Update the material from its start through the line containing "- x-axis-label: 6: [893, 617, 902, 635]", inclusive, so that "interactable" becomes "clickable" everywhere and nothing else changes. Return only those lines.

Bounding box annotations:
►
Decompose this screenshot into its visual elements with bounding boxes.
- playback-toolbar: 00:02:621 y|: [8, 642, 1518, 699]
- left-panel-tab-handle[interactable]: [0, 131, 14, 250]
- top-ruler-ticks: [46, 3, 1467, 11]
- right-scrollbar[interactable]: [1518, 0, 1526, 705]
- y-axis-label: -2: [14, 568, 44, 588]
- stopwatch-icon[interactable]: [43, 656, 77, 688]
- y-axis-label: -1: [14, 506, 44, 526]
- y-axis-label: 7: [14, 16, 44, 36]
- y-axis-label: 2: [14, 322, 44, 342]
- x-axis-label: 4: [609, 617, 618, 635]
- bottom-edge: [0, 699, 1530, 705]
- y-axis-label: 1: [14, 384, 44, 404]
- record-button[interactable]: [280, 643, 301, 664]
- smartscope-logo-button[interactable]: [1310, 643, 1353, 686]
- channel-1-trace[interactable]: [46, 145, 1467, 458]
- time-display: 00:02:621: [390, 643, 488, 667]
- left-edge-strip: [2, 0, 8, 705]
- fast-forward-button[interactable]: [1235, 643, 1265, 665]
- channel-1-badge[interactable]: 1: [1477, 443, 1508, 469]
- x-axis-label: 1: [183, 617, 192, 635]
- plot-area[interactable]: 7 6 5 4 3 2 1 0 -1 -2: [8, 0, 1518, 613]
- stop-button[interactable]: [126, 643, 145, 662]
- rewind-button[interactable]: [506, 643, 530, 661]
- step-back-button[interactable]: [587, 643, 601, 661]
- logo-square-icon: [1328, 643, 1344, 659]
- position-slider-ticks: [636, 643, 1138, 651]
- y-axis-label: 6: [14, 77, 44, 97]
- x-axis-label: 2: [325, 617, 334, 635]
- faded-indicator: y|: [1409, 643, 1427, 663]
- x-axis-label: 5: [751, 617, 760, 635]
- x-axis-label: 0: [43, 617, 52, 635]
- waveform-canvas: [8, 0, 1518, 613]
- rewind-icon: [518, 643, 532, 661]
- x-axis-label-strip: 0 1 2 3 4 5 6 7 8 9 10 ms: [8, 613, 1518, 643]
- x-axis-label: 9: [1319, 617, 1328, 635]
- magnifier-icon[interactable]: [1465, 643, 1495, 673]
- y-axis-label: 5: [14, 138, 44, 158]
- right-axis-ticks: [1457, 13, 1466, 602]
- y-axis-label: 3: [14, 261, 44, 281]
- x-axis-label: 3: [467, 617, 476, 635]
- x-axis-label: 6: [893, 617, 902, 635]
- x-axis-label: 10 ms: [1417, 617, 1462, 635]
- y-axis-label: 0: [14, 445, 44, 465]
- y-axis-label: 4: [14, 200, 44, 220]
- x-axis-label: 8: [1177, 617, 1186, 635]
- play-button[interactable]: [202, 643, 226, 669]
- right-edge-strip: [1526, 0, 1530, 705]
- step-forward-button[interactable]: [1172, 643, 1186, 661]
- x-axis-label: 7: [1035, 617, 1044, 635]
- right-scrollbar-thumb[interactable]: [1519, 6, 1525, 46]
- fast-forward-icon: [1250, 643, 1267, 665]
◄
Task result:
Decompose this screenshot into its visual elements with bounding boxes.
- playback-toolbar: 00:02:621 y|: [8, 642, 1518, 699]
- left-panel-tab-handle[clickable]: [0, 131, 14, 250]
- top-ruler-ticks: [46, 3, 1467, 11]
- right-scrollbar[clickable]: [1518, 0, 1526, 705]
- y-axis-label: -2: [14, 568, 44, 588]
- stopwatch-icon[clickable]: [43, 656, 77, 688]
- y-axis-label: -1: [14, 506, 44, 526]
- y-axis-label: 7: [14, 16, 44, 36]
- y-axis-label: 2: [14, 322, 44, 342]
- x-axis-label: 4: [609, 617, 618, 635]
- bottom-edge: [0, 699, 1530, 705]
- y-axis-label: 1: [14, 384, 44, 404]
- record-button[clickable]: [280, 643, 301, 664]
- smartscope-logo-button[clickable]: [1310, 643, 1353, 686]
- channel-1-trace[clickable]: [46, 145, 1467, 458]
- time-display: 00:02:621: [390, 643, 488, 667]
- left-edge-strip: [2, 0, 8, 705]
- fast-forward-button[clickable]: [1235, 643, 1265, 665]
- channel-1-badge[clickable]: 1: [1477, 443, 1508, 469]
- x-axis-label: 1: [183, 617, 192, 635]
- plot-area[clickable]: 7 6 5 4 3 2 1 0 -1 -2: [8, 0, 1518, 613]
- stop-button[clickable]: [126, 643, 145, 662]
- rewind-button[clickable]: [506, 643, 530, 661]
- step-back-button[clickable]: [587, 643, 601, 661]
- logo-square-icon: [1328, 643, 1344, 659]
- position-slider-ticks: [636, 643, 1138, 651]
- y-axis-label: 6: [14, 77, 44, 97]
- x-axis-label: 2: [325, 617, 334, 635]
- faded-indicator: y|: [1409, 643, 1427, 663]
- x-axis-label: 5: [751, 617, 760, 635]
- x-axis-label: 0: [43, 617, 52, 635]
- waveform-canvas: [8, 0, 1518, 613]
- rewind-icon: [518, 643, 532, 661]
- x-axis-label-strip: 0 1 2 3 4 5 6 7 8 9 10 ms: [8, 613, 1518, 643]
- x-axis-label: 9: [1319, 617, 1328, 635]
- magnifier-icon[clickable]: [1465, 643, 1495, 673]
- y-axis-label: 5: [14, 138, 44, 158]
- right-axis-ticks: [1457, 13, 1466, 602]
- y-axis-label: 3: [14, 261, 44, 281]
- x-axis-label: 3: [467, 617, 476, 635]
- x-axis-label: 6: [893, 617, 902, 635]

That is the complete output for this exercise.